=== Do this ===
In the report on the Prague EU summit, on what dates is the next European Council set to take place?

Price increases, EU leaders struggle to reach agreement and are due to meet at end of October

Meeting in Prague for an informal EU summit, the EU27 heads of state or government failed, on Friday 7 October, to agree on clear guidelines for joint emergency measures to tackle soaring energy prices.

This is due to the continuing divisions over the modalities for the introduction of a gas price cap (see EUROPE 13036/2, 13033/2).

No joint text was communicated at the end of the meeting, despite a draft declaration prepared by Charles Michel’s team ahead of the summit (see EUROPE 13034/1).

Like French President Emmanuel Macron, some leaders have acknowledged that there is still no consensus at this stage on a mechanism to cap gas prices.

The Spanish Prime Minister, Pedro Sánchez, said that the generalisation of the Iberian system to the whole of the EU is gaining support from more and more countries. This mechanism makes it possible to limit the price of gas used for electricity generation (see EUROPE 12968/4), an option now being considered by the Commission (see EUROPE 13036/2).

Fearing that a cap would cause a diversion of European gas imports to other regions, German Chancellor Olaf Scholz put more emphasis on the importance of “discussing with other consumer countries like Japan and Korea”.   

More convergence?

It is true that the purpose of the meeting was not to adopt conclusions (informal format), but rather to advance discussions between Member States and express their determination to act in a united manner to tackle the energy crisis.

This summit will have allowed for to better understand “the different opinions and sensitivities” and to note “a shared desire to be mobilised with a common ambition to bring down prices”, said the President of the European Council, Charles Michel.

According to him, this summit “should be seen as a strategic step that leads us to the next European Council (20-21 October), which should be an opportunity to take steps forward in terms of taking the necessary measures”.

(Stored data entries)
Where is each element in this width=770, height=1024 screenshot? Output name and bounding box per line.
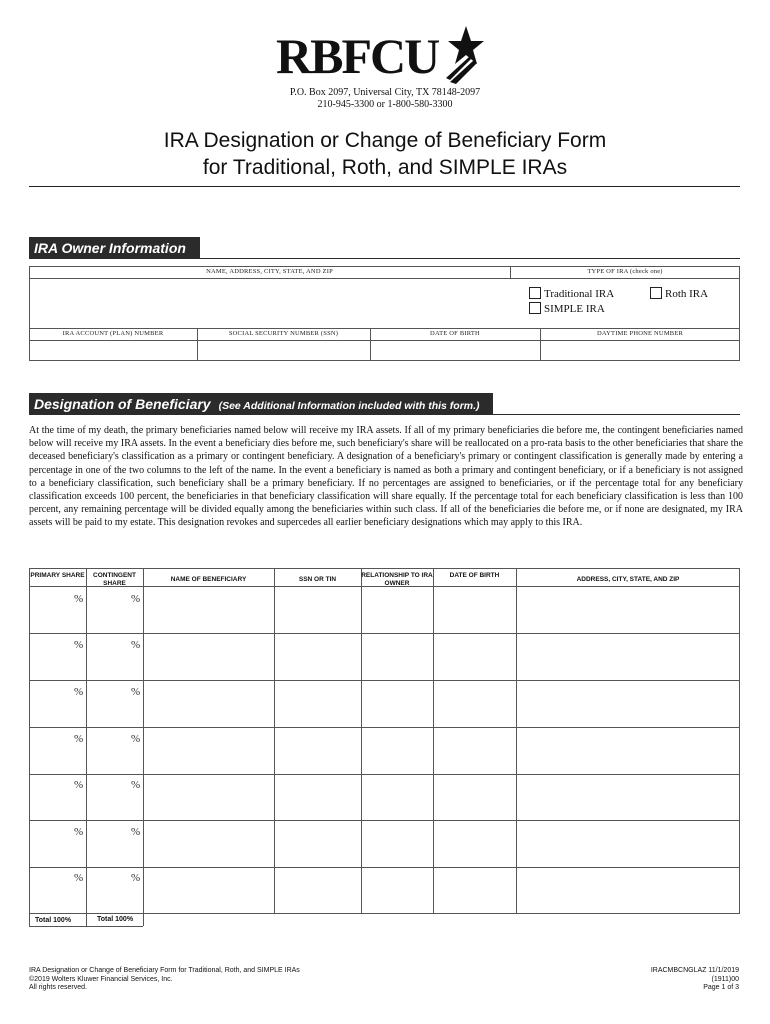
footer-form-code: IRACMBCNGLAZ 11/1/2019	[650, 967, 739, 974]
company-address: P.O. Box 2097, Universal City, TX 78148-2097	[289, 87, 481, 98]
roth-ira-label: Roth IRA	[665, 288, 709, 300]
col-ssn-tin: SSN OR TIN	[298, 576, 337, 583]
company-phone: 210-945-3300 or 1-800-580-3300	[317, 99, 453, 110]
footer-form-name: IRA Designation or Change of Beneficiary Form for Traditional, Roth, and SIMPLE IRAs	[29, 967, 300, 974]
phone-field[interactable]	[541, 341, 739, 360]
ssn-field[interactable]	[198, 341, 370, 360]
form-title-line1: IRA Designation or Change of Beneficiary Form	[163, 129, 607, 152]
simple-ira-label: SIMPLE IRA	[544, 303, 605, 315]
col-relationship: RELATIONSHIP TO IRA OWNER	[361, 572, 433, 587]
beneficiary-instructions: At the time of my death, the primary beneficiaries named below will receive my IRA assets. If all of my primary beneficiaries die before me, the contingent beneficiaries named below will receive my IRA assets. In the event a beneficiary dies before me, such beneficiary's share will be reallocated on a pro-rata basis to the other beneficiaries that share the deceased beneficiary's classification as a primary or contingent beneficiary. A designation of a beneficiary's primary or contingent classification is generally made by entering a percentage in one of the two columns to the left of the name. In the event a beneficiary is named as both a primary and contingent beneficiary, or if a beneficiary is not assigned to a beneficiary classification, such beneficiary shall be a primary beneficiary. If no percentages are assigned to beneficiaries, or if the percentage total for any beneficiary classification exceeds 100 percent, the beneficiaries in that beneficiary classification will share equally. If the percentage total for each beneficiary classification is less than 100 percent, any remaining percentage will be divided equally among the beneficiaries within such class. If all of the beneficiaries die before me, or if none are designated, my IRA assets will be paid to my estate. This designation revokes and supercedes all earlier beneficiary designations which may apply to this IRA.	[29, 425, 743, 529]
contingent-percent-symbol: %	[131, 733, 141, 745]
traditional-ira-checkbox[interactable]	[529, 287, 541, 299]
owner-name-label: NAME, ADDRESS, CITY, STATE, AND ZIP	[206, 268, 333, 275]
owner-section-heading: IRA Owner Information	[29, 237, 200, 259]
rbfcu-logo	[276, 28, 486, 84]
beneficiary-section-rule	[29, 414, 740, 415]
footer-page-number: Page 1 of 3	[703, 984, 739, 991]
simple-ira-checkbox[interactable]	[529, 302, 541, 314]
roth-ira-checkbox[interactable]	[650, 287, 662, 299]
footer-copyright: ©2019 Wolters Kluwer Financial Services, Inc.	[29, 975, 173, 983]
primary-percent-symbol: %	[74, 872, 84, 884]
star-icon	[444, 26, 484, 84]
account-number-label: IRA ACCOUNT (PLAN) NUMBER	[62, 330, 164, 337]
contingent-percent-symbol: %	[131, 686, 141, 698]
contingent-percent-symbol: %	[131, 593, 141, 605]
phone-label: DAYTIME PHONE NUMBER	[596, 330, 684, 337]
primary-percent-symbol: %	[74, 686, 84, 698]
footer-version: (1911)00	[711, 975, 739, 983]
contingent-total-label: Total 100%	[97, 916, 134, 923]
contingent-percent-symbol: %	[131, 639, 141, 651]
dob-field[interactable]	[371, 341, 540, 360]
contingent-percent-symbol: %	[131, 779, 141, 791]
owner-name-field[interactable]	[30, 279, 510, 327]
contingent-percent-symbol: %	[131, 872, 141, 884]
primary-percent-symbol: %	[74, 826, 84, 838]
beneficiary-section-subheading: (See Additional Information included with this form.)	[218, 400, 480, 412]
footer-left	[29, 967, 300, 993]
ira-type-label: TYPE OF IRA (check one)	[587, 268, 663, 275]
footer-rights: All rights reserved.	[29, 984, 87, 991]
primary-percent-symbol: %	[74, 639, 84, 651]
traditional-ira-label: Traditional IRA	[544, 288, 615, 300]
primary-total-label: Total 100%	[35, 917, 72, 924]
beneficiary-section-heading: Designation of Beneficiary (See Additional Information included with this form.)	[29, 393, 493, 415]
col-contingent-share: CONTINGENT SHARE	[93, 572, 136, 587]
contingent-percent-symbol: %	[131, 826, 141, 838]
account-number-field[interactable]	[30, 341, 197, 360]
title-divider	[29, 186, 740, 187]
logo-wordmark: RBFCU	[276, 28, 439, 84]
form-title-line2: for Traditional, Roth, and SIMPLE IRAs	[202, 156, 568, 179]
primary-percent-symbol: %	[74, 779, 84, 791]
col-address: ADDRESS, CITY, STATE, AND ZIP	[576, 576, 680, 583]
owner-section-rule	[29, 258, 740, 259]
primary-percent-symbol: %	[74, 733, 84, 745]
dob-label: DATE OF BIRTH	[430, 330, 480, 337]
primary-percent-symbol: %	[74, 593, 84, 605]
col-beneficiary-name: NAME OF BENEFICIARY	[170, 576, 247, 583]
ssn-label: SOCIAL SECURITY NUMBER (SSN)	[228, 330, 339, 337]
footer-right	[651, 967, 739, 993]
col-primary-share: PRIMARY SHARE	[30, 572, 85, 579]
col-date-of-birth: DATE OF BIRTH	[449, 572, 500, 579]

=== Solution to the problem ===
20–21 October